Could you write out the records below exactly as they appear, leaving out any pictures?

>> BEGIN Excerpted data

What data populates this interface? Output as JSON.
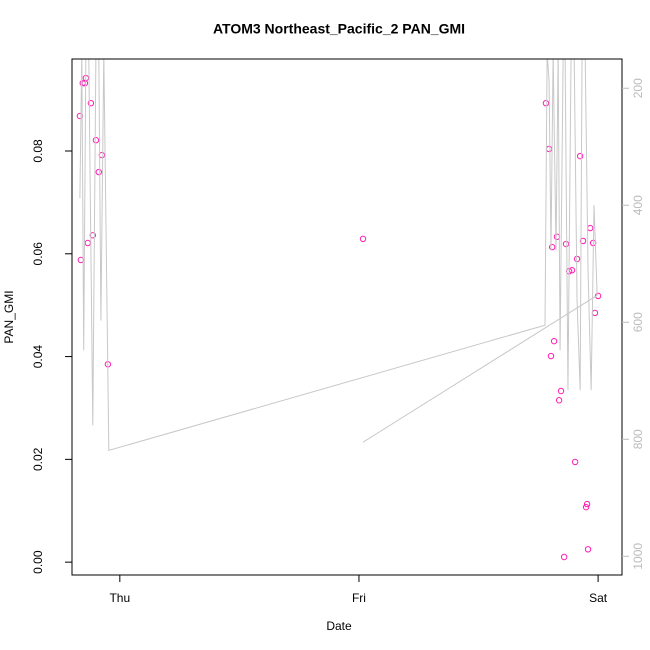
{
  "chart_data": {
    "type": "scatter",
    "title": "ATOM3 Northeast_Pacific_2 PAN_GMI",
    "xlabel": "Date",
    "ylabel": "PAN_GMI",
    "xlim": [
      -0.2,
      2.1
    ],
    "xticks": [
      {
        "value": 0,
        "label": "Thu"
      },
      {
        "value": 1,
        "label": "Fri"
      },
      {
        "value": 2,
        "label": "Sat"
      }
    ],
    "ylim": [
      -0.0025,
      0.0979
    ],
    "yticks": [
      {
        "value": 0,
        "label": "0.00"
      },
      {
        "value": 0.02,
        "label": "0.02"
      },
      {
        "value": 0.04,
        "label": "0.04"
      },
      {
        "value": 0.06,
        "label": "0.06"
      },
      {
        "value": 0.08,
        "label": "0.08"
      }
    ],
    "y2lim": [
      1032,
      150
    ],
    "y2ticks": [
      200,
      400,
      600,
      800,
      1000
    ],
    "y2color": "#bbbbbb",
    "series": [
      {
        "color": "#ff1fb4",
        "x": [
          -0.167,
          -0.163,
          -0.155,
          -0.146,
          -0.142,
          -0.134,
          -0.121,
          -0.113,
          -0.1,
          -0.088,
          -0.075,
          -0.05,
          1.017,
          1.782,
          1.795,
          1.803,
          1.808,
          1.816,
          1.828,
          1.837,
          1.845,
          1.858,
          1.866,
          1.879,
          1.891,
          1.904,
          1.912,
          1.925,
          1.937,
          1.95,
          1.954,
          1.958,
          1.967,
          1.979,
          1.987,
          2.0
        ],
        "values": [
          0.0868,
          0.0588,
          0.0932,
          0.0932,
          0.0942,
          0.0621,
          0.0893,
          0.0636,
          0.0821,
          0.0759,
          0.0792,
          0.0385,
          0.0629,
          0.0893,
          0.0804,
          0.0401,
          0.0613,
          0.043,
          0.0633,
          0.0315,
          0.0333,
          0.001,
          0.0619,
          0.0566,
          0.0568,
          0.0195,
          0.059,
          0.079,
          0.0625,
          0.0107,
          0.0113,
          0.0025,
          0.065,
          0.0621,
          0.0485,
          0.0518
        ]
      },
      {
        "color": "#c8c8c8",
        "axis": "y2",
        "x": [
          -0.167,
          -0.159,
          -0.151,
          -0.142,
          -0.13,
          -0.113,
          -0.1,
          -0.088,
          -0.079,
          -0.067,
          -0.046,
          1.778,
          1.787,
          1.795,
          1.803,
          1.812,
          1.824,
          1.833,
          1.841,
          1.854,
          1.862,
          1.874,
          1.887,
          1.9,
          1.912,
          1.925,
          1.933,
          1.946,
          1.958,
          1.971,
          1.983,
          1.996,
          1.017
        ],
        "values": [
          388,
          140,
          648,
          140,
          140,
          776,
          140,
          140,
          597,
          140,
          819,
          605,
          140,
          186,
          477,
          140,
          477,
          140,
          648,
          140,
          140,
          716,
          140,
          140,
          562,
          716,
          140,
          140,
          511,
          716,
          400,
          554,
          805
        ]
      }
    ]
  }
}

>> END Excerpted data

-- Task answer --
What data populates this interface? Output as JSON.
{
  "chart_data": {
    "type": "scatter",
    "title": "ATOM3 Northeast_Pacific_2 PAN_GMI",
    "xlabel": "Date",
    "ylabel": "PAN_GMI",
    "xlim": [
      -0.2,
      2.1
    ],
    "xticks": [
      {
        "value": 0,
        "label": "Thu"
      },
      {
        "value": 1,
        "label": "Fri"
      },
      {
        "value": 2,
        "label": "Sat"
      }
    ],
    "ylim": [
      -0.0025,
      0.0979
    ],
    "yticks": [
      {
        "value": 0,
        "label": "0.00"
      },
      {
        "value": 0.02,
        "label": "0.02"
      },
      {
        "value": 0.04,
        "label": "0.04"
      },
      {
        "value": 0.06,
        "label": "0.06"
      },
      {
        "value": 0.08,
        "label": "0.08"
      }
    ],
    "y2lim": [
      1032,
      150
    ],
    "y2ticks": [
      200,
      400,
      600,
      800,
      1000
    ],
    "y2color": "#bbbbbb",
    "series": [
      {
        "color": "#ff1fb4",
        "x": [
          -0.167,
          -0.163,
          -0.155,
          -0.146,
          -0.142,
          -0.134,
          -0.121,
          -0.113,
          -0.1,
          -0.088,
          -0.075,
          -0.05,
          1.017,
          1.782,
          1.795,
          1.803,
          1.808,
          1.816,
          1.828,
          1.837,
          1.845,
          1.858,
          1.866,
          1.879,
          1.891,
          1.904,
          1.912,
          1.925,
          1.937,
          1.95,
          1.954,
          1.958,
          1.967,
          1.979,
          1.987,
          2.0
        ],
        "values": [
          0.0868,
          0.0588,
          0.0932,
          0.0932,
          0.0942,
          0.0621,
          0.0893,
          0.0636,
          0.0821,
          0.0759,
          0.0792,
          0.0385,
          0.0629,
          0.0893,
          0.0804,
          0.0401,
          0.0613,
          0.043,
          0.0633,
          0.0315,
          0.0333,
          0.001,
          0.0619,
          0.0566,
          0.0568,
          0.0195,
          0.059,
          0.079,
          0.0625,
          0.0107,
          0.0113,
          0.0025,
          0.065,
          0.0621,
          0.0485,
          0.0518
        ]
      },
      {
        "color": "#c8c8c8",
        "axis": "y2",
        "x": [
          -0.167,
          -0.159,
          -0.151,
          -0.142,
          -0.13,
          -0.113,
          -0.1,
          -0.088,
          -0.079,
          -0.067,
          -0.046,
          1.778,
          1.787,
          1.795,
          1.803,
          1.812,
          1.824,
          1.833,
          1.841,
          1.854,
          1.862,
          1.874,
          1.887,
          1.9,
          1.912,
          1.925,
          1.933,
          1.946,
          1.958,
          1.971,
          1.983,
          1.996,
          1.017
        ],
        "values": [
          388,
          140,
          648,
          140,
          140,
          776,
          140,
          140,
          597,
          140,
          819,
          605,
          140,
          186,
          477,
          140,
          477,
          140,
          648,
          140,
          140,
          716,
          140,
          140,
          562,
          716,
          140,
          140,
          511,
          716,
          400,
          554,
          805
        ]
      }
    ]
  }
}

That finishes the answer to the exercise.